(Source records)
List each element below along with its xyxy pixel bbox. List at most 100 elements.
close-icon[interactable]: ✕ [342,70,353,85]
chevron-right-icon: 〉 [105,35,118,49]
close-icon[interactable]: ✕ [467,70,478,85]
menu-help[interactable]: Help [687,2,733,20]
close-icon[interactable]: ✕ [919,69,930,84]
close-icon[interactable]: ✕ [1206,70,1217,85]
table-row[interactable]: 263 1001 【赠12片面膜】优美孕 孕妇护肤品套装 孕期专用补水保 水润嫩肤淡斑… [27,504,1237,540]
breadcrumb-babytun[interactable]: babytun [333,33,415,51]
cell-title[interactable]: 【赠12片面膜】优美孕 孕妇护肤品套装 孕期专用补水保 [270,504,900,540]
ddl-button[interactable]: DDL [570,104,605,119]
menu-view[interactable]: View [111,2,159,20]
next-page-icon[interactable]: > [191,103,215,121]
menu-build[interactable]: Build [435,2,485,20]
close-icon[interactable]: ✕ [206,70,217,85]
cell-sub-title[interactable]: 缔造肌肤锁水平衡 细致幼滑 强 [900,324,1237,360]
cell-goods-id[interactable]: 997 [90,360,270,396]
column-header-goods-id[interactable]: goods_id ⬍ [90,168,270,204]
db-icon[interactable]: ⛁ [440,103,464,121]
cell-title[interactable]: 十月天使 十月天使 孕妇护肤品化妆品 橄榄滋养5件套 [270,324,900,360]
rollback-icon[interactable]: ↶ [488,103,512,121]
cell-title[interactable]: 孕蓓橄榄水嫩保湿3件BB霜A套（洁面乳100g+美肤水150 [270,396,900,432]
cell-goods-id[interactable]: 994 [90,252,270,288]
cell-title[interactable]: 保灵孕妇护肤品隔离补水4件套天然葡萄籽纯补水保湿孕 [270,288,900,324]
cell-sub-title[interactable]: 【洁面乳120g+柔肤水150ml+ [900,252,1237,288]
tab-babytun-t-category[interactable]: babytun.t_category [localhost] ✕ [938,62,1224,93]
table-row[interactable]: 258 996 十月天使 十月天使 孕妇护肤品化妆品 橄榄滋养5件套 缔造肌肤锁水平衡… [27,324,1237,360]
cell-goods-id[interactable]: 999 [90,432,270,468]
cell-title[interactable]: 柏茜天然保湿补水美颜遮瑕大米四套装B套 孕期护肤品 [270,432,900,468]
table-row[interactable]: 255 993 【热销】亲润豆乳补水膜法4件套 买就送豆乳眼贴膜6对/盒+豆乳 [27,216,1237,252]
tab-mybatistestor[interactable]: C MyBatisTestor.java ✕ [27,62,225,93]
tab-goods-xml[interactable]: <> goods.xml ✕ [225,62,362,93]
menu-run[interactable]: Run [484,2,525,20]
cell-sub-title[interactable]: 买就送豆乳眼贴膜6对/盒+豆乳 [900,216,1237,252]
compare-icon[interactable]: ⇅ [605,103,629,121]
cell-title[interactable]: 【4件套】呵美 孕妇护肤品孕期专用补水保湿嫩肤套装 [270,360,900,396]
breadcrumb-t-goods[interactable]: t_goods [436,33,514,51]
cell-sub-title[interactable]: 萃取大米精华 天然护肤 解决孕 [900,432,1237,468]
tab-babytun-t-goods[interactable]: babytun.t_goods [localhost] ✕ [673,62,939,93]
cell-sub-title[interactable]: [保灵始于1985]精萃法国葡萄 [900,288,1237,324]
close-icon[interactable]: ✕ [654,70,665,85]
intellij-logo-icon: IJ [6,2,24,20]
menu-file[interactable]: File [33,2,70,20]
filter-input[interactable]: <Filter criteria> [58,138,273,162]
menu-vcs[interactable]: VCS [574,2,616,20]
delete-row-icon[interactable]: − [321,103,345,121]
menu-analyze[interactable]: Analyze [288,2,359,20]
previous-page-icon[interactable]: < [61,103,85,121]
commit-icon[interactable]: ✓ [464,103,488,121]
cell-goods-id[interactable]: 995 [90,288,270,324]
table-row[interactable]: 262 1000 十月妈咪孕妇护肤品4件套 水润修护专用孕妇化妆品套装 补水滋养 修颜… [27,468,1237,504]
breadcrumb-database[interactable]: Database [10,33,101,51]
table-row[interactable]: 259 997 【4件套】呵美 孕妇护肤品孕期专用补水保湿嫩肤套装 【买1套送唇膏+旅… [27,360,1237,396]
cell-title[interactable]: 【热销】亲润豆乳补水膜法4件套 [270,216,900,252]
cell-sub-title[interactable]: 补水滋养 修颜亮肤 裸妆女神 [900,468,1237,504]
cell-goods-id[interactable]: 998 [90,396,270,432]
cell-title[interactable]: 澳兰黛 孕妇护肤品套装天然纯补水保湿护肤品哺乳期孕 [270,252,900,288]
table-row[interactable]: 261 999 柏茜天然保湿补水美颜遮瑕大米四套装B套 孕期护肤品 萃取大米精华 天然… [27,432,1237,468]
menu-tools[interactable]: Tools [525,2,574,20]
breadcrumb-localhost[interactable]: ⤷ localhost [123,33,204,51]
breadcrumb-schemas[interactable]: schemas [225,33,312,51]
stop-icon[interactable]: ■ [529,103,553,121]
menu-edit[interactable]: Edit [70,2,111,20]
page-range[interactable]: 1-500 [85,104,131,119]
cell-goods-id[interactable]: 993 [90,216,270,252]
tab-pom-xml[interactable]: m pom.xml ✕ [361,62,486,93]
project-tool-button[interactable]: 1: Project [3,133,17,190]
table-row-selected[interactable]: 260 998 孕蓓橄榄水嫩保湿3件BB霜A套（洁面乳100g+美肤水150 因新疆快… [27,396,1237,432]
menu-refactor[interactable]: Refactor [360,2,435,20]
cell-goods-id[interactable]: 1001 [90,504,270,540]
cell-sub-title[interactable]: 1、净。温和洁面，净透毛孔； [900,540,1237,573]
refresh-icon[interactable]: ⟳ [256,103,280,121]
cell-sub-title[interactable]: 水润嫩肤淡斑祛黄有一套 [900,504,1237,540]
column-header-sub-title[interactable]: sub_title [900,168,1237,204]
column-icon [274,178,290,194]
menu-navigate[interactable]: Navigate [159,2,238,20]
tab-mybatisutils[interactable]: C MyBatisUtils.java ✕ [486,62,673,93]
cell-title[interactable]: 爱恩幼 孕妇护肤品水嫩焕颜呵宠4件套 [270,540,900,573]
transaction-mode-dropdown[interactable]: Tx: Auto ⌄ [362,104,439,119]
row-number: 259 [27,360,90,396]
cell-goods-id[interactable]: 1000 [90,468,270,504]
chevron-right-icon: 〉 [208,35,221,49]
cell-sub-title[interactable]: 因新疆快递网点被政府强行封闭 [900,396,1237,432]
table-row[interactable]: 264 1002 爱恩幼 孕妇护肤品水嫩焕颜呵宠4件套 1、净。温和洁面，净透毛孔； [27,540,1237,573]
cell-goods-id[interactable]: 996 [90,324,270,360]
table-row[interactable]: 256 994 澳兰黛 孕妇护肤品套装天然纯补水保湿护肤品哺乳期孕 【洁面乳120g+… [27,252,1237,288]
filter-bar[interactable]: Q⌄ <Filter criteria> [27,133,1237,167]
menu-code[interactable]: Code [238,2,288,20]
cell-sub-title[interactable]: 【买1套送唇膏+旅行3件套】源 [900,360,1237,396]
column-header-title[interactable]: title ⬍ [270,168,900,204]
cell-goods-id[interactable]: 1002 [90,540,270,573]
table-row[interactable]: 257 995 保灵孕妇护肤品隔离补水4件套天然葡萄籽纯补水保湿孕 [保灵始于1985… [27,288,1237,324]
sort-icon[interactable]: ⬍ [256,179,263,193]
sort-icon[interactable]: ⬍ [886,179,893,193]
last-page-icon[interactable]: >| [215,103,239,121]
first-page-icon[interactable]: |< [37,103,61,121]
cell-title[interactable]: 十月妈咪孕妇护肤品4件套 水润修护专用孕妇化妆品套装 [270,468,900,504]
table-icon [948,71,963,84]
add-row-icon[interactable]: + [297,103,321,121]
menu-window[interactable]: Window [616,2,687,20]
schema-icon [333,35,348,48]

* Given exercise: Please arrange the rows from the start of the source records through the line containing "menu-help[interactable]: Help [687,2,733,20]" as a Markdown table with the columns "No." and "Line", giving each line's number and its text and leaving out any blank lines.

* Written reply:
| No. | Line |
|---|---|
| 1 | List each element below along with its xyxy pixel bbox. List at most 100 elements. |
| 2 | close-icon[interactable]: ✕ [342,70,353,85] |
| 3 | chevron-right-icon: 〉 [105,35,118,49] |
| 4 | close-icon[interactable]: ✕ [467,70,478,85] |
| 5 | menu-help[interactable]: Help [687,2,733,20] |